Reproduce each line of the listing exactly.
--- ROWS ---
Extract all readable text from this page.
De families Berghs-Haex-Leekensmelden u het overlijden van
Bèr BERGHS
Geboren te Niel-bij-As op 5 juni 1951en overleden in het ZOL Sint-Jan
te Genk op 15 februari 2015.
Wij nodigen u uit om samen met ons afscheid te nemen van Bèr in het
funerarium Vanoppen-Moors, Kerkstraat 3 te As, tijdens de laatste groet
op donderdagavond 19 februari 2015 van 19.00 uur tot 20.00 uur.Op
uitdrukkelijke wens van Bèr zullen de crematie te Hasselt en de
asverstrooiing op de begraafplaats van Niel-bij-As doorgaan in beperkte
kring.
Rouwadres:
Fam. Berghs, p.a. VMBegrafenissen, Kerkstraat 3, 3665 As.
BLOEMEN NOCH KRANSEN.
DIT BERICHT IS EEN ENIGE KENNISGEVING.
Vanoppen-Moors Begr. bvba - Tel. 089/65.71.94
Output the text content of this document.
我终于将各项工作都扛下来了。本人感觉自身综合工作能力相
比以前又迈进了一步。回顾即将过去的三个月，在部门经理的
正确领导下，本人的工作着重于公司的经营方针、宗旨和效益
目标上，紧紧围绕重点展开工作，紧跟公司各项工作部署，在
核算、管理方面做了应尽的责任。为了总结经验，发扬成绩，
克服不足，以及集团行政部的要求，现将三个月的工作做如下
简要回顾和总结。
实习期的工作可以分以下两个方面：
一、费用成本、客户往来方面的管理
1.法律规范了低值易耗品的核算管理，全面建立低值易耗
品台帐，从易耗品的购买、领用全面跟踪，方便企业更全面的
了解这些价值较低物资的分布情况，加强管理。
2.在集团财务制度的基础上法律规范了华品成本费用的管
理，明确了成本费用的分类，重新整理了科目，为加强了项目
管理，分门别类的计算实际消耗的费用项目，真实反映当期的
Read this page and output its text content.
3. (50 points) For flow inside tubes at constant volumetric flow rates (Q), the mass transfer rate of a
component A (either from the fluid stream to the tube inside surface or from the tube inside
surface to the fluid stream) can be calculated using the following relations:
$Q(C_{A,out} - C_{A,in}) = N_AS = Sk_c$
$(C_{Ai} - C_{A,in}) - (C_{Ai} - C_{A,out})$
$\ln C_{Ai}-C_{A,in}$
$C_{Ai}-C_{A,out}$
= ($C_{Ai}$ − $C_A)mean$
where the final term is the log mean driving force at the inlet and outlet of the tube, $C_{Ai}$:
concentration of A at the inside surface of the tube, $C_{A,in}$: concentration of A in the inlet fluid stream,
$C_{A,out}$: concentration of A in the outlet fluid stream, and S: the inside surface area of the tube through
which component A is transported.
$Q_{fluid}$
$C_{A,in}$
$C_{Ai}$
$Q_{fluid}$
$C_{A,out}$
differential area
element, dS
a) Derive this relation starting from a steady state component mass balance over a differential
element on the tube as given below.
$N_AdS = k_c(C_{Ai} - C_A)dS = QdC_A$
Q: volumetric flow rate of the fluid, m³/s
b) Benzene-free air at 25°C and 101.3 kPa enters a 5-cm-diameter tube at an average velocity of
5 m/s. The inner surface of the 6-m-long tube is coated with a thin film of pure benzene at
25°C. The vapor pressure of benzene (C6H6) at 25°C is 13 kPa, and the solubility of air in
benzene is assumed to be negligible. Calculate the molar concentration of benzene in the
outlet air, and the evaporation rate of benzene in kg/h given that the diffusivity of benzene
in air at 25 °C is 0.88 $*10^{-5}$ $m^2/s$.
---
■ PROBLEM SOLUTION:
Extract all readable text from this page.
De families Berghs-Haex-Leekensmelden u het overlijden van
Bèr BERGHS
Geboren te Niel-bij-As op 5 juni 1951en overleden in het ZOL Sint-Jan
te Genk op 15 februari 2015.
Wij nodigen u uit om samen met ons afscheid te nemen van Bèr in het
funerarium Vanoppen-Moors, Kerkstraat 3 te As, tijdens de laatste groet
op donderdagavond 19 februari 2015 van 19.00 uur tot 20.00 uur.Op
uitdrukkelijke wens van Bèr zullen de crematie te Hasselt en de
asverstrooiing op de begraafplaats van Niel-bij-As doorgaan in beperkte
kring.
Rouwadres:
Fam. Berghs, p.a. VMBegrafenissen, Kerkstraat 3, 3665 As.
BLOEMEN NOCH KRANSEN.
DIT BERICHT IS EEN ENIGE KENNISGEVING.
Vanoppen-Moors Begr. bvba - Tel. 089/65.71.94
Output the text content of this document.
我终于将各项工作都扛下来了。本人感觉自身综合工作能力相
比以前又迈进了一步。回顾即将过去的三个月，在部门经理的
正确领导下，本人的工作着重于公司的经营方针、宗旨和效益
目标上，紧紧围绕重点展开工作，紧跟公司各项工作部署，在
核算、管理方面做了应尽的责任。为了总结经验，发扬成绩，
克服不足，以及集团行政部的要求，现将三个月的工作做如下
简要回顾和总结。
实习期的工作可以分以下两个方面：
一、费用成本、客户往来方面的管理
1.法律规范了低值易耗品的核算管理，全面建立低值易耗
品台帐，从易耗品的购买、领用全面跟踪，方便企业更全面的
了解这些价值较低物资的分布情况，加强管理。
2.在集团财务制度的基础上法律规范了华品成本费用的管
理，明确了成本费用的分类，重新整理了科目，为加强了项目
管理，分门别类的计算实际消耗的费用项目，真实反映当期的
Read this page and output its text content.
3. (50 points) For flow inside tubes at constant volumetric flow rates (Q), the mass transfer rate of a
component A (either from the fluid stream to the tube inside surface or from the tube inside
surface to the fluid stream) can be calculated using the following relations:
$Q(C_{A,out} - C_{A,in}) = N_AS = Sk_c$
$(C_{Ai} - C_{A,in}) - (C_{Ai} - C_{A,out})$
$\ln C_{Ai}-C_{A,in}$
$C_{Ai}-C_{A,out}$
= ($C_{Ai}$ − $C_A)mean$
where the final term is the log mean driving force at the inlet and outlet of the tube, $C_{Ai}$:
concentration of A at the inside surface of the tube, $C_{A,in}$: concentration of A in the inlet fluid stream,
$C_{A,out}$: concentration of A in the outlet fluid stream, and S: the inside surface area of the tube through
which component A is transported.
$Q_{fluid}$
$C_{A,in}$
$C_{Ai}$
$Q_{fluid}$
$C_{A,out}$
differential area
element, dS
a) Derive this relation starting from a steady state component mass balance over a differential
element on the tube as given below.
$N_AdS = k_c(C_{Ai} - C_A)dS = QdC_A$
Q: volumetric flow rate of the fluid, m³/s
b) Benzene-free air at 25°C and 101.3 kPa enters a 5-cm-diameter tube at an average velocity of
5 m/s. The inner surface of the 6-m-long tube is coated with a thin film of pure benzene at
25°C. The vapor pressure of benzene (C6H6) at 25°C is 13 kPa, and the solubility of air in
benzene is assumed to be negligible. Calculate the molar concentration of benzene in the
outlet air, and the evaporation rate of benzene in kg/h given that the diffusivity of benzene
in air at 25 °C is 0.88 $*10^{-5}$ $m^2/s$.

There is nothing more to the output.